■ Aim ■
Repeat the listing in full, preserving every character.

Stored data
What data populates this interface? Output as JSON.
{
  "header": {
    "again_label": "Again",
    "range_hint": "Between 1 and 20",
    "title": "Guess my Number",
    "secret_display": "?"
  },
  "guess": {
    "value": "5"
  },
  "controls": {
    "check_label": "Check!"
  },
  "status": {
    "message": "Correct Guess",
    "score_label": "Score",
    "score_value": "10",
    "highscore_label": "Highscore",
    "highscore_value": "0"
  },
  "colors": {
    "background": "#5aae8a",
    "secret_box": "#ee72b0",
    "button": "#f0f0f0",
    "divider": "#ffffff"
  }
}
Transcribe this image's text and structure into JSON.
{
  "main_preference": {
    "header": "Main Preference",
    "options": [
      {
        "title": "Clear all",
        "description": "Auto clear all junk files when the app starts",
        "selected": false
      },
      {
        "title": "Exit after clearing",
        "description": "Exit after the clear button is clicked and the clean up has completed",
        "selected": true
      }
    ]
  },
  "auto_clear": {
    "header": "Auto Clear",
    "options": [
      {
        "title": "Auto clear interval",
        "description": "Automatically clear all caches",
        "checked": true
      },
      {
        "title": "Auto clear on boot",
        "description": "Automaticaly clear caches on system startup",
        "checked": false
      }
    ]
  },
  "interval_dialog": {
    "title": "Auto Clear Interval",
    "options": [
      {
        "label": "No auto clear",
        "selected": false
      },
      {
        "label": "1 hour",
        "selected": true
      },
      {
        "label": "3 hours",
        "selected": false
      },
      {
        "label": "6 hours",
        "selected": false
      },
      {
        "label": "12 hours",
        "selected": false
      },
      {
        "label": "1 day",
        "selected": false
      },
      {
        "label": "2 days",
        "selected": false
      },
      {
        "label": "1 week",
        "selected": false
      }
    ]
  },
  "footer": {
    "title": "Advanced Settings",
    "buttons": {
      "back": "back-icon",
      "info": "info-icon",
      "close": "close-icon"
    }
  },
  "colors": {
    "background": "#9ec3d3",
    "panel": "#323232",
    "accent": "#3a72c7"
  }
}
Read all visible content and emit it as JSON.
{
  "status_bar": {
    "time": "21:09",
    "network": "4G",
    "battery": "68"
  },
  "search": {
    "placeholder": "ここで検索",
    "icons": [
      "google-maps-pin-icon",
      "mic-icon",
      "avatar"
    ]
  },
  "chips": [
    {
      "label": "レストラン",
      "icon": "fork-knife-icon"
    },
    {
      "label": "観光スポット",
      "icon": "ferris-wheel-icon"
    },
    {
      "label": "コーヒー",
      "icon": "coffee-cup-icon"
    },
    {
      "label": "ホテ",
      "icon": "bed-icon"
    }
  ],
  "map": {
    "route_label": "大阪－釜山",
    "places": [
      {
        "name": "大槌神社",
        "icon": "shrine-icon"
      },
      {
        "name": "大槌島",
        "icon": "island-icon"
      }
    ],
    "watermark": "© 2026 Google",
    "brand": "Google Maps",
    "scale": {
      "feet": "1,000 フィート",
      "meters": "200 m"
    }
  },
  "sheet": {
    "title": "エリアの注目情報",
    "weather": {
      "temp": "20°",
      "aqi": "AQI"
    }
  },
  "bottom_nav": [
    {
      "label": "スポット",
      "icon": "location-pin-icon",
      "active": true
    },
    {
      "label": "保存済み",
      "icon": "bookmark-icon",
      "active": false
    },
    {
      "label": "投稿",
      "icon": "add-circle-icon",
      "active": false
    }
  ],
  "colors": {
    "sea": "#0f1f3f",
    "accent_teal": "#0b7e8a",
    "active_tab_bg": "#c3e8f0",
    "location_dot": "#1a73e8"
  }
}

■ Written reply ■
What data populates this interface? Output as JSON.
{
  "header": {
    "again_label": "Again",
    "range_hint": "Between 1 and 20",
    "title": "Guess my Number",
    "secret_display": "?"
  },
  "guess": {
    "value": "5"
  },
  "controls": {
    "check_label": "Check!"
  },
  "status": {
    "message": "Correct Guess",
    "score_label": "Score",
    "score_value": "10",
    "highscore_label": "Highscore",
    "highscore_value": "0"
  },
  "colors": {
    "background": "#5aae8a",
    "secret_box": "#ee72b0",
    "button": "#f0f0f0",
    "divider": "#ffffff"
  }
}
Transcribe this image's text and structure into JSON.
{
  "main_preference": {
    "header": "Main Preference",
    "options": [
      {
        "title": "Clear all",
        "description": "Auto clear all junk files when the app starts",
        "selected": false
      },
      {
        "title": "Exit after clearing",
        "description": "Exit after the clear button is clicked and the clean up has completed",
        "selected": true
      }
    ]
  },
  "auto_clear": {
    "header": "Auto Clear",
    "options": [
      {
        "title": "Auto clear interval",
        "description": "Automatically clear all caches",
        "checked": true
      },
      {
        "title": "Auto clear on boot",
        "description": "Automaticaly clear caches on system startup",
        "checked": false
      }
    ]
  },
  "interval_dialog": {
    "title": "Auto Clear Interval",
    "options": [
      {
        "label": "No auto clear",
        "selected": false
      },
      {
        "label": "1 hour",
        "selected": true
      },
      {
        "label": "3 hours",
        "selected": false
      },
      {
        "label": "6 hours",
        "selected": false
      },
      {
        "label": "12 hours",
        "selected": false
      },
      {
        "label": "1 day",
        "selected": false
      },
      {
        "label": "2 days",
        "selected": false
      },
      {
        "label": "1 week",
        "selected": false
      }
    ]
  },
  "footer": {
    "title": "Advanced Settings",
    "buttons": {
      "back": "back-icon",
      "info": "info-icon",
      "close": "close-icon"
    }
  },
  "colors": {
    "background": "#9ec3d3",
    "panel": "#323232",
    "accent": "#3a72c7"
  }
}
Read all visible content and emit it as JSON.
{
  "status_bar": {
    "time": "21:09",
    "network": "4G",
    "battery": "68"
  },
  "search": {
    "placeholder": "ここで検索",
    "icons": [
      "google-maps-pin-icon",
      "mic-icon",
      "avatar"
    ]
  },
  "chips": [
    {
      "label": "レストラン",
      "icon": "fork-knife-icon"
    },
    {
      "label": "観光スポット",
      "icon": "ferris-wheel-icon"
    },
    {
      "label": "コーヒー",
      "icon": "coffee-cup-icon"
    },
    {
      "label": "ホテ",
      "icon": "bed-icon"
    }
  ],
  "map": {
    "route_label": "大阪－釜山",
    "places": [
      {
        "name": "大槌神社",
        "icon": "shrine-icon"
      },
      {
        "name": "大槌島",
        "icon": "island-icon"
      }
    ],
    "watermark": "© 2026 Google",
    "brand": "Google Maps",
    "scale": {
      "feet": "1,000 フィート",
      "meters": "200 m"
    }
  },
  "sheet": {
    "title": "エリアの注目情報",
    "weather": {
      "temp": "20°",
      "aqi": "AQI"
    }
  },
  "bottom_nav": [
    {
      "label": "スポット",
      "icon": "location-pin-icon",
      "active": true
    },
    {
      "label": "保存済み",
      "icon": "bookmark-icon",
      "active": false
    },
    {
      "label": "投稿",
      "icon": "add-circle-icon",
      "active": false
    }
  ],
  "colors": {
    "sea": "#0f1f3f",
    "accent_teal": "#0b7e8a",
    "active_tab_bg": "#c3e8f0",
    "location_dot": "#1a73e8"
  }
}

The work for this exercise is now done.